• **Exercise directions**:
Examine the entries and show every line in which the word "text" is found.

• **Material**:
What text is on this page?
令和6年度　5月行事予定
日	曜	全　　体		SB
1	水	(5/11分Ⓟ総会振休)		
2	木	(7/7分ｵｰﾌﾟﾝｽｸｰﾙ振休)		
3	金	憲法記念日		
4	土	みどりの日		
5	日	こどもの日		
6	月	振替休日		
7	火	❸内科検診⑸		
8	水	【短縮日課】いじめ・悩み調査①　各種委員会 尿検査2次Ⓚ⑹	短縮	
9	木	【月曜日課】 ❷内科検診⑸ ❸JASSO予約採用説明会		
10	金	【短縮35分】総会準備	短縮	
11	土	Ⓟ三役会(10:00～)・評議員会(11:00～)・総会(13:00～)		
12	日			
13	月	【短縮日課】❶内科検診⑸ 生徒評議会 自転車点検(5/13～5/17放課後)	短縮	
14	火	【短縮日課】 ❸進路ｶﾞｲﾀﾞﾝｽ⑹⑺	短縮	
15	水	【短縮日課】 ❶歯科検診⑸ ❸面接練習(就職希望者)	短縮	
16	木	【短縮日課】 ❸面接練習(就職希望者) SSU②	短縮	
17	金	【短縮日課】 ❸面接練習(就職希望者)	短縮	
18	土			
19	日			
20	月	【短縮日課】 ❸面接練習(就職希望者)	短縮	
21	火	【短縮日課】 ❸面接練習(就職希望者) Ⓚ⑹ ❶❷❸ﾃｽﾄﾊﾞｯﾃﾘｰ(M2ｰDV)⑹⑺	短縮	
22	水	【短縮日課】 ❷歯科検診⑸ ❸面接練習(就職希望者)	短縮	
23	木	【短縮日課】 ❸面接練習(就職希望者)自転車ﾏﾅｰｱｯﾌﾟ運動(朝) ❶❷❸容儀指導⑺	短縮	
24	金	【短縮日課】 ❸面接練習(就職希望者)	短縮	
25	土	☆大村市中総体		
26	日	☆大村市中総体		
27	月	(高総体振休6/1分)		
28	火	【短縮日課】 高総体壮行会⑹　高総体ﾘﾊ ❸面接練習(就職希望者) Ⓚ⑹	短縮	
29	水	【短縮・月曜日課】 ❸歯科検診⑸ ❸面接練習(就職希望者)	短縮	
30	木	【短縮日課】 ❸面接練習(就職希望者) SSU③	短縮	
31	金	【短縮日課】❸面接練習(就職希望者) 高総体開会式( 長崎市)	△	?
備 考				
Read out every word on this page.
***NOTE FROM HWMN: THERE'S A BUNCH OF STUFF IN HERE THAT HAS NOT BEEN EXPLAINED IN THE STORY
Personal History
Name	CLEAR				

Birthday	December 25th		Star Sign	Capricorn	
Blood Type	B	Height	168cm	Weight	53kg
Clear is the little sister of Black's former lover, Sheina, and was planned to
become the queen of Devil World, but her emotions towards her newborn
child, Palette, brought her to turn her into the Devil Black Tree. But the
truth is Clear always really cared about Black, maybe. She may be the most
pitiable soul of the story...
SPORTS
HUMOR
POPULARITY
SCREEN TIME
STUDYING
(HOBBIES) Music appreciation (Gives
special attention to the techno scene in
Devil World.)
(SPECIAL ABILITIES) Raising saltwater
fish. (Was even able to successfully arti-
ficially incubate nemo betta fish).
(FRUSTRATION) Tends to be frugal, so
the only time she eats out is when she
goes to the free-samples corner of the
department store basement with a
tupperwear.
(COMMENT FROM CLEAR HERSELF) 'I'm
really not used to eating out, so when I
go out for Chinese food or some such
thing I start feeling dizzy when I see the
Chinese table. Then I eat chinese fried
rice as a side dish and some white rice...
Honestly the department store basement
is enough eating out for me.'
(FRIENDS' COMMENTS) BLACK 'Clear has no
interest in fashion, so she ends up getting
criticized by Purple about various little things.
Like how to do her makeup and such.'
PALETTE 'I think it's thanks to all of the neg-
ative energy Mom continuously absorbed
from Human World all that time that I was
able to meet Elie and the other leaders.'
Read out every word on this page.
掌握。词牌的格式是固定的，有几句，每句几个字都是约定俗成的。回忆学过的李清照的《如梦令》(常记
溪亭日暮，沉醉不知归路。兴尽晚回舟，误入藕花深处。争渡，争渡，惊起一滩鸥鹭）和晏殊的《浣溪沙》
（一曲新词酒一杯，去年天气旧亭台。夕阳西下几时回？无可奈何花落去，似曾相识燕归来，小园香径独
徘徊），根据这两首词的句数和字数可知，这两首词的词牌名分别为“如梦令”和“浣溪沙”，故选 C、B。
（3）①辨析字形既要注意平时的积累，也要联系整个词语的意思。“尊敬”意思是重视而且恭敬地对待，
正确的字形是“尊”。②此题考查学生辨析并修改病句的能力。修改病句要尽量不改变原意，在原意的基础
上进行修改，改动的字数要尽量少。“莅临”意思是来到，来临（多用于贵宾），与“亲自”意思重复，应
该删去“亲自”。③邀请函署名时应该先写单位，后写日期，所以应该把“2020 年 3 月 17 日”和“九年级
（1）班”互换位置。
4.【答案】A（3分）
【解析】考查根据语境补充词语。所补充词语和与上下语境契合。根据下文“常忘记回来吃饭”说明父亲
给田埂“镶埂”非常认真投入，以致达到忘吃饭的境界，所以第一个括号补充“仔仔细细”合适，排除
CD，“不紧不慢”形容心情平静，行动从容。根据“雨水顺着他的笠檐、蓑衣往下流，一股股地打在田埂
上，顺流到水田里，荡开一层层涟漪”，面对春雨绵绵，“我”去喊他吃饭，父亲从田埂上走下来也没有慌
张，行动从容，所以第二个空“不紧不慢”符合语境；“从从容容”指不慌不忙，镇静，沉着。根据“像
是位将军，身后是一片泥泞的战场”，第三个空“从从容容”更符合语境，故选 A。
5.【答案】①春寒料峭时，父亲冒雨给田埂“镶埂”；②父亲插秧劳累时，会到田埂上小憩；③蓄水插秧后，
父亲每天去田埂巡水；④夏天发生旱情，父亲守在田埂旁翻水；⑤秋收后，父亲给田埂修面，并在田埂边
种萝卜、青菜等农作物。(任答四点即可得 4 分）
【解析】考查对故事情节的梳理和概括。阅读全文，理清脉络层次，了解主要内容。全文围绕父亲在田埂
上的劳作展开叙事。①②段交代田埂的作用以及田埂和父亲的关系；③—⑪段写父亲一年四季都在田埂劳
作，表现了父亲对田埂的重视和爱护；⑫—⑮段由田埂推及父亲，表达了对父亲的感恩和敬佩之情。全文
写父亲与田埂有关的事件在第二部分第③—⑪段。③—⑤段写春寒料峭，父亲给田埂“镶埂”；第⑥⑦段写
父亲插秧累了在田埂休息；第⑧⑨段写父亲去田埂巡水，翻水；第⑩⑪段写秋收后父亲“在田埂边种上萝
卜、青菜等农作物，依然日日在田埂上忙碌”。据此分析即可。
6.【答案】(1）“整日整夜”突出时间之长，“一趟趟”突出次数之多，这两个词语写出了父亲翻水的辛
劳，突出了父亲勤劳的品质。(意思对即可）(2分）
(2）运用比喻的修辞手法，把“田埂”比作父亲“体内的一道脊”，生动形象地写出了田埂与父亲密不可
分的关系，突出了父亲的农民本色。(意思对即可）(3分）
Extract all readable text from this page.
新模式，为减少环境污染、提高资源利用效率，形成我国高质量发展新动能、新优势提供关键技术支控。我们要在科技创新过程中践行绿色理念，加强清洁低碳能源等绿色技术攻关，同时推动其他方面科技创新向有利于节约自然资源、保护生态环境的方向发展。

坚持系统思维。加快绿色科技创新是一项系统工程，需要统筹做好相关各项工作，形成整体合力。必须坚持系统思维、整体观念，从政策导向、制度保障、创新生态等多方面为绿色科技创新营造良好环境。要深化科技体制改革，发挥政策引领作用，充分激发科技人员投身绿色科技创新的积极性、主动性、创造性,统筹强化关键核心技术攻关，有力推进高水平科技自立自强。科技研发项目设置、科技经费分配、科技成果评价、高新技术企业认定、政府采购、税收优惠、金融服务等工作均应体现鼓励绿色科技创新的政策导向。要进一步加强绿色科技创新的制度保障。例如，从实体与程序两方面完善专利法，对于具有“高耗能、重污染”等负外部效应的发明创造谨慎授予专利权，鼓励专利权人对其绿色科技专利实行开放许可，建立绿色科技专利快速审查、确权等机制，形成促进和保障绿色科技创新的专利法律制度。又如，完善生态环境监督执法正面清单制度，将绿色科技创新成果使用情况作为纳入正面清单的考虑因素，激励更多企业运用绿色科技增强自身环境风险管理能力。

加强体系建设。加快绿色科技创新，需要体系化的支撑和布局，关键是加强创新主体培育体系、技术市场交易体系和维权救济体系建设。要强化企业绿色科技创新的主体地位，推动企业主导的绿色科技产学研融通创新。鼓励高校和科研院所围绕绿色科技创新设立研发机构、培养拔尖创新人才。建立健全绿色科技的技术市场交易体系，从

• **Task answer**:
What text is on this page?
Extract all readable text from this page.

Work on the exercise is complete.